Structured figure records:
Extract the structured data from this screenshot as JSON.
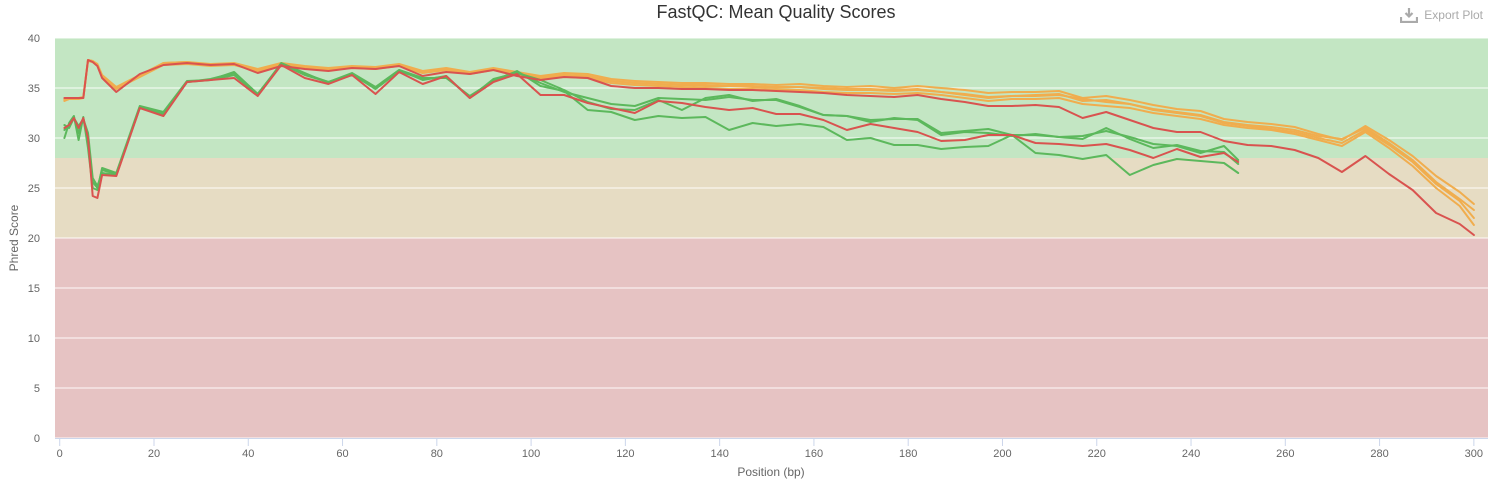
{
  "export": {
    "label": "Export Plot",
    "icon": "download-icon"
  },
  "chart_data": {
    "type": "line",
    "title": "FastQC: Mean Quality Scores",
    "xlabel": "Position (bp)",
    "ylabel": "Phred Score",
    "xlim": [
      -1,
      303
    ],
    "ylim": [
      0,
      40
    ],
    "xticks": [
      0,
      20,
      40,
      60,
      80,
      100,
      120,
      140,
      160,
      180,
      200,
      220,
      240,
      260,
      280,
      300
    ],
    "yticks": [
      0,
      5,
      10,
      15,
      20,
      25,
      30,
      35,
      40
    ],
    "grid": true,
    "legend": "none",
    "bands": [
      {
        "from": 28,
        "to": 40,
        "color": "#c3e6c3"
      },
      {
        "from": 20,
        "to": 28,
        "color": "#e6dcc3"
      },
      {
        "from": 0,
        "to": 20,
        "color": "#e6c3c3"
      }
    ],
    "series": [
      {
        "color": "#f0ad4e",
        "x": [
          1,
          2,
          3,
          4,
          5,
          6,
          7,
          8,
          9,
          12,
          17,
          22,
          27,
          32,
          37,
          42,
          47,
          52,
          57,
          62,
          67,
          72,
          77,
          82,
          87,
          92,
          97,
          102,
          107,
          112,
          117,
          122,
          127,
          132,
          137,
          142,
          147,
          152,
          157,
          162,
          167,
          172,
          177,
          182,
          187,
          192,
          197,
          202,
          207,
          212,
          217,
          222,
          227,
          232,
          237,
          242,
          247,
          252,
          257,
          262,
          267,
          272,
          277,
          282,
          287,
          292,
          297,
          300
        ],
        "y": [
          33.8,
          34.0,
          34.0,
          34.0,
          34.0,
          37.8,
          37.7,
          37.3,
          36.2,
          35.0,
          36.2,
          37.5,
          37.6,
          37.3,
          37.4,
          36.8,
          37.4,
          37.1,
          36.9,
          37.1,
          37.0,
          37.3,
          36.6,
          36.9,
          36.5,
          36.9,
          36.5,
          36.0,
          36.3,
          36.2,
          35.7,
          35.5,
          35.4,
          35.3,
          35.3,
          35.2,
          35.2,
          35.1,
          35.1,
          35.0,
          34.9,
          34.9,
          34.8,
          34.9,
          34.6,
          34.4,
          34.1,
          34.2,
          34.2,
          34.3,
          33.9,
          33.6,
          33.4,
          32.9,
          32.6,
          32.3,
          31.6,
          31.3,
          31.1,
          30.8,
          30.2,
          29.9,
          31.0,
          29.5,
          27.8,
          25.6,
          23.9,
          22.8
        ]
      },
      {
        "color": "#f0ad4e",
        "x": [
          1,
          2,
          3,
          4,
          5,
          6,
          7,
          8,
          9,
          12,
          17,
          22,
          27,
          32,
          37,
          42,
          47,
          52,
          57,
          62,
          67,
          72,
          77,
          82,
          87,
          92,
          97,
          102,
          107,
          112,
          117,
          122,
          127,
          132,
          137,
          142,
          147,
          152,
          157,
          162,
          167,
          172,
          177,
          182,
          187,
          192,
          197,
          202,
          207,
          212,
          217,
          222,
          227,
          232,
          237,
          242,
          247,
          252,
          257,
          262,
          267,
          272,
          277,
          282,
          287,
          292,
          297,
          300
        ],
        "y": [
          33.9,
          34.0,
          34.0,
          34.0,
          34.1,
          37.8,
          37.7,
          37.4,
          36.3,
          35.1,
          36.3,
          37.5,
          37.6,
          37.4,
          37.5,
          36.9,
          37.5,
          37.2,
          37.0,
          37.2,
          37.1,
          37.4,
          36.7,
          37.0,
          36.6,
          37.0,
          36.6,
          36.2,
          36.5,
          36.4,
          35.9,
          35.7,
          35.6,
          35.5,
          35.5,
          35.4,
          35.4,
          35.3,
          35.4,
          35.2,
          35.1,
          35.2,
          35.0,
          35.2,
          35.0,
          34.8,
          34.5,
          34.6,
          34.6,
          34.7,
          34.0,
          34.2,
          33.8,
          33.3,
          32.9,
          32.7,
          31.9,
          31.6,
          31.4,
          31.1,
          30.4,
          29.8,
          31.2,
          29.8,
          28.2,
          26.2,
          24.6,
          23.4
        ]
      },
      {
        "color": "#f0ad4e",
        "x": [
          1,
          2,
          3,
          4,
          5,
          6,
          7,
          8,
          9,
          12,
          17,
          22,
          27,
          32,
          37,
          42,
          47,
          52,
          57,
          62,
          67,
          72,
          77,
          82,
          87,
          92,
          97,
          102,
          107,
          112,
          117,
          122,
          127,
          132,
          137,
          142,
          147,
          152,
          157,
          162,
          167,
          172,
          177,
          182,
          187,
          192,
          197,
          202,
          207,
          212,
          217,
          222,
          227,
          232,
          237,
          242,
          247,
          252,
          257,
          262,
          267,
          272,
          277,
          282,
          287,
          292,
          297,
          300
        ],
        "y": [
          33.7,
          33.9,
          33.9,
          33.9,
          34.0,
          37.7,
          37.6,
          37.2,
          36.1,
          34.9,
          36.1,
          37.3,
          37.4,
          37.2,
          37.3,
          36.7,
          37.3,
          37.0,
          36.8,
          37.0,
          36.9,
          37.2,
          36.5,
          36.8,
          36.4,
          36.8,
          36.3,
          35.9,
          36.1,
          36.0,
          35.5,
          35.3,
          35.2,
          35.1,
          35.0,
          34.9,
          34.9,
          34.8,
          34.8,
          34.6,
          34.5,
          34.5,
          34.4,
          34.5,
          34.3,
          34.0,
          33.7,
          33.9,
          33.9,
          34.0,
          33.4,
          33.2,
          33.0,
          32.5,
          32.2,
          31.9,
          31.3,
          31.0,
          30.8,
          30.4,
          29.8,
          29.2,
          30.6,
          29.0,
          27.2,
          25.0,
          23.2,
          21.3
        ]
      },
      {
        "color": "#f0ad4e",
        "x": [
          1,
          2,
          3,
          4,
          5,
          6,
          7,
          8,
          9,
          12,
          17,
          22,
          27,
          32,
          37,
          42,
          47,
          52,
          57,
          62,
          67,
          72,
          77,
          82,
          87,
          92,
          97,
          102,
          107,
          112,
          117,
          122,
          127,
          132,
          137,
          142,
          147,
          152,
          157,
          162,
          167,
          172,
          177,
          182,
          187,
          192,
          197,
          202,
          207,
          212,
          217,
          222,
          227,
          232,
          237,
          242,
          247,
          252,
          257,
          262,
          267,
          272,
          277,
          282,
          287,
          292,
          297,
          300
        ],
        "y": [
          33.8,
          33.9,
          34.0,
          34.0,
          34.0,
          37.8,
          37.6,
          37.3,
          36.2,
          35.0,
          36.2,
          37.4,
          37.5,
          37.3,
          37.4,
          36.8,
          37.4,
          37.1,
          36.9,
          37.1,
          37.0,
          37.3,
          36.6,
          36.9,
          36.5,
          36.9,
          36.4,
          36.1,
          36.3,
          36.2,
          35.7,
          35.5,
          35.4,
          35.3,
          35.2,
          35.2,
          35.1,
          35.0,
          35.1,
          34.9,
          34.8,
          34.8,
          34.7,
          34.8,
          34.6,
          34.3,
          34.0,
          34.2,
          34.3,
          34.4,
          33.7,
          33.8,
          33.4,
          32.8,
          32.5,
          32.2,
          31.5,
          31.2,
          30.9,
          30.6,
          30.0,
          29.5,
          30.8,
          29.3,
          27.6,
          25.4,
          23.7,
          22.0
        ]
      },
      {
        "color": "#5cb85c",
        "x": [
          1,
          2,
          3,
          4,
          5,
          6,
          7,
          8,
          9,
          12,
          17,
          22,
          27,
          32,
          37,
          42,
          47,
          52,
          57,
          62,
          67,
          72,
          77,
          82,
          87,
          92,
          97,
          102,
          107,
          112,
          117,
          122,
          127,
          132,
          137,
          142,
          147,
          152,
          157,
          162,
          167,
          172,
          177,
          182,
          187,
          192,
          197,
          202,
          207,
          212,
          217,
          222,
          227,
          232,
          237,
          242,
          247,
          250
        ],
        "y": [
          30.0,
          31.5,
          32.2,
          29.8,
          32.1,
          29.0,
          25.0,
          24.8,
          27.0,
          26.5,
          33.2,
          32.6,
          35.7,
          35.8,
          36.6,
          34.4,
          37.4,
          36.3,
          35.6,
          36.4,
          34.9,
          36.7,
          35.9,
          36.1,
          34.1,
          35.8,
          36.6,
          35.5,
          34.6,
          34.0,
          33.4,
          33.2,
          34.0,
          33.9,
          33.8,
          34.1,
          33.8,
          33.8,
          33.1,
          32.3,
          32.2,
          31.8,
          31.9,
          31.9,
          30.5,
          30.7,
          30.9,
          30.3,
          30.3,
          30.1,
          30.2,
          30.7,
          30.1,
          29.4,
          29.2,
          28.5,
          29.2,
          27.8
        ]
      },
      {
        "color": "#5cb85c",
        "x": [
          1,
          2,
          3,
          4,
          5,
          6,
          7,
          8,
          9,
          12,
          17,
          22,
          27,
          32,
          37,
          42,
          47,
          52,
          57,
          62,
          67,
          72,
          77,
          82,
          87,
          92,
          97,
          102,
          107,
          112,
          117,
          122,
          127,
          132,
          137,
          142,
          147,
          152,
          157,
          162,
          167,
          172,
          177,
          182,
          187,
          192,
          197,
          202,
          207,
          212,
          217,
          222,
          227,
          232,
          237,
          242,
          247,
          250
        ],
        "y": [
          31.3,
          31.0,
          32.0,
          31.2,
          31.9,
          30.5,
          26.0,
          25.2,
          26.5,
          26.3,
          33.0,
          32.4,
          35.6,
          35.8,
          36.3,
          34.3,
          37.5,
          36.5,
          35.5,
          36.3,
          35.0,
          36.8,
          35.8,
          36.2,
          34.0,
          35.9,
          36.5,
          35.8,
          34.8,
          33.6,
          32.9,
          32.8,
          33.8,
          32.8,
          34.0,
          34.3,
          33.7,
          33.9,
          33.2,
          32.3,
          32.2,
          31.6,
          32.0,
          31.8,
          30.3,
          30.6,
          30.5,
          30.2,
          30.4,
          30.1,
          29.9,
          31.0,
          29.9,
          29.0,
          29.3,
          28.7,
          28.6,
          27.4
        ]
      },
      {
        "color": "#5cb85c",
        "x": [
          1,
          2,
          3,
          4,
          5,
          6,
          7,
          8,
          9,
          12,
          17,
          22,
          27,
          32,
          37,
          42,
          47,
          52,
          57,
          62,
          67,
          72,
          77,
          82,
          87,
          92,
          97,
          102,
          107,
          112,
          117,
          122,
          127,
          132,
          137,
          142,
          147,
          152,
          157,
          162,
          167,
          172,
          177,
          182,
          187,
          192,
          197,
          202,
          207,
          212,
          217,
          222,
          227,
          232,
          237,
          242,
          247,
          250
        ],
        "y": [
          30.8,
          31.2,
          32.1,
          30.5,
          32.0,
          29.6,
          25.6,
          25.0,
          26.8,
          26.4,
          33.1,
          32.5,
          35.6,
          35.9,
          36.5,
          34.4,
          37.4,
          36.4,
          35.6,
          36.5,
          35.1,
          36.8,
          36.0,
          36.0,
          34.2,
          35.7,
          36.7,
          35.2,
          34.7,
          32.8,
          32.6,
          31.8,
          32.2,
          32.0,
          32.1,
          30.8,
          31.5,
          31.2,
          31.4,
          31.1,
          29.8,
          30.0,
          29.3,
          29.3,
          28.9,
          29.1,
          29.2,
          30.3,
          28.5,
          28.3,
          27.9,
          28.3,
          26.3,
          27.3,
          27.9,
          27.7,
          27.5,
          26.5
        ]
      },
      {
        "color": "#d9534f",
        "x": [
          1,
          2,
          3,
          4,
          5,
          6,
          7,
          8,
          9,
          12,
          17,
          22,
          27,
          32,
          37,
          42,
          47,
          52,
          57,
          62,
          67,
          72,
          77,
          82,
          87,
          92,
          97,
          102,
          107,
          112,
          117,
          122,
          127,
          132,
          137,
          142,
          147,
          152,
          157,
          162,
          167,
          172,
          177,
          182,
          187,
          192,
          197,
          202,
          207,
          212,
          217,
          222,
          227,
          232,
          237,
          242,
          247,
          252,
          257,
          262,
          267,
          272,
          277,
          282,
          287,
          292,
          297,
          300
        ],
        "y": [
          34.0,
          34.0,
          34.0,
          34.0,
          34.0,
          37.8,
          37.6,
          37.2,
          36.0,
          34.6,
          36.4,
          37.3,
          37.5,
          37.3,
          37.4,
          36.5,
          37.2,
          36.9,
          36.7,
          37.0,
          36.9,
          37.2,
          36.2,
          36.6,
          36.4,
          36.8,
          36.2,
          35.8,
          36.1,
          36.0,
          35.2,
          35.0,
          35.0,
          34.9,
          34.9,
          34.8,
          34.8,
          34.7,
          34.6,
          34.5,
          34.3,
          34.2,
          34.1,
          34.3,
          33.9,
          33.6,
          33.2,
          33.2,
          33.3,
          33.1,
          32.0,
          32.6,
          31.8,
          31.0,
          30.6,
          30.6,
          29.7,
          29.3,
          29.2,
          28.8,
          28.0,
          26.6,
          28.2,
          26.4,
          24.8,
          22.5,
          21.4,
          20.3
        ]
      },
      {
        "color": "#d9534f",
        "x": [
          1,
          2,
          3,
          4,
          5,
          6,
          7,
          8,
          9,
          12,
          17,
          22,
          27,
          32,
          37,
          42,
          47,
          52,
          57,
          62,
          67,
          72,
          77,
          82,
          87,
          92,
          97,
          102,
          107,
          112,
          117,
          122,
          127,
          132,
          137,
          142,
          147,
          152,
          157,
          162,
          167,
          172,
          177,
          182,
          187,
          192,
          197,
          202,
          207,
          212,
          217,
          222,
          227,
          232,
          237,
          242,
          247,
          250
        ],
        "y": [
          31.0,
          31.3,
          32.0,
          31.0,
          32.0,
          30.0,
          24.2,
          24.0,
          26.3,
          26.2,
          33.0,
          32.2,
          35.6,
          35.8,
          36.0,
          34.2,
          37.3,
          36.0,
          35.4,
          36.3,
          34.4,
          36.6,
          35.4,
          36.2,
          34.0,
          35.6,
          36.4,
          34.3,
          34.3,
          33.5,
          33.0,
          32.5,
          33.7,
          33.5,
          33.1,
          32.8,
          33.0,
          32.4,
          32.4,
          31.8,
          30.8,
          31.4,
          31.0,
          30.6,
          29.7,
          29.8,
          30.3,
          30.3,
          29.5,
          29.4,
          29.2,
          29.4,
          28.8,
          28.0,
          28.9,
          28.1,
          28.5,
          27.6
        ]
      }
    ]
  }
}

Aim
Look above for lines with the word "from" and copy them all.

Answer to this task
Extract the structured data from this screenshot as JSON.
        "from": 28,
        "from": 20,
        "from": 0,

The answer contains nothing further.